Task directions:
Exactly as written, quote every line that follows, skipping the images.

START

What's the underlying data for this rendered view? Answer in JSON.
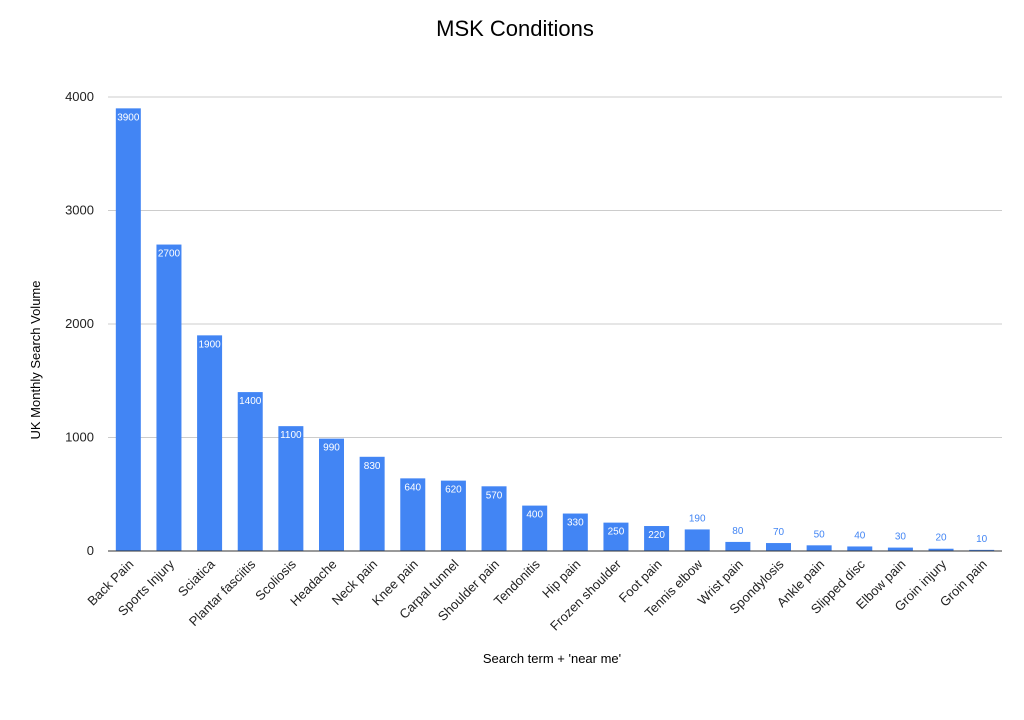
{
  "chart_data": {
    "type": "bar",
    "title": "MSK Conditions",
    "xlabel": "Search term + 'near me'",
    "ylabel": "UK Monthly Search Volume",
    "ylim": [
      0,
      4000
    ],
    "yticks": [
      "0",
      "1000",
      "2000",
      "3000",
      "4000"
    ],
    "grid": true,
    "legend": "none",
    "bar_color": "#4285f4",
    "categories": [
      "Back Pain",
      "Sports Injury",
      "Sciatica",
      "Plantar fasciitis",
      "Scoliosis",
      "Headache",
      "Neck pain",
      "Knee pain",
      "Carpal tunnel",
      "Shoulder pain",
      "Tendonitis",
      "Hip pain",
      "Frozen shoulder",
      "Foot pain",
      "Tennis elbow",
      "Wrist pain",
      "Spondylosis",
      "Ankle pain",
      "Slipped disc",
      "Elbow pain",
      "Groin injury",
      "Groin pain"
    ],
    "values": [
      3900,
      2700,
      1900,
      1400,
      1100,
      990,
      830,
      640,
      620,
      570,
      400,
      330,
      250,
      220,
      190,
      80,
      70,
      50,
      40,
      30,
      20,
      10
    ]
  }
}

END

Full solution:
What's the underlying data for this rendered view? Answer in JSON.
{
  "chart_data": {
    "type": "bar",
    "title": "MSK Conditions",
    "xlabel": "Search term + 'near me'",
    "ylabel": "UK Monthly Search Volume",
    "ylim": [
      0,
      4000
    ],
    "yticks": [
      "0",
      "1000",
      "2000",
      "3000",
      "4000"
    ],
    "grid": true,
    "legend": "none",
    "bar_color": "#4285f4",
    "categories": [
      "Back Pain",
      "Sports Injury",
      "Sciatica",
      "Plantar fasciitis",
      "Scoliosis",
      "Headache",
      "Neck pain",
      "Knee pain",
      "Carpal tunnel",
      "Shoulder pain",
      "Tendonitis",
      "Hip pain",
      "Frozen shoulder",
      "Foot pain",
      "Tennis elbow",
      "Wrist pain",
      "Spondylosis",
      "Ankle pain",
      "Slipped disc",
      "Elbow pain",
      "Groin injury",
      "Groin pain"
    ],
    "values": [
      3900,
      2700,
      1900,
      1400,
      1100,
      990,
      830,
      640,
      620,
      570,
      400,
      330,
      250,
      220,
      190,
      80,
      70,
      50,
      40,
      30,
      20,
      10
    ]
  }
}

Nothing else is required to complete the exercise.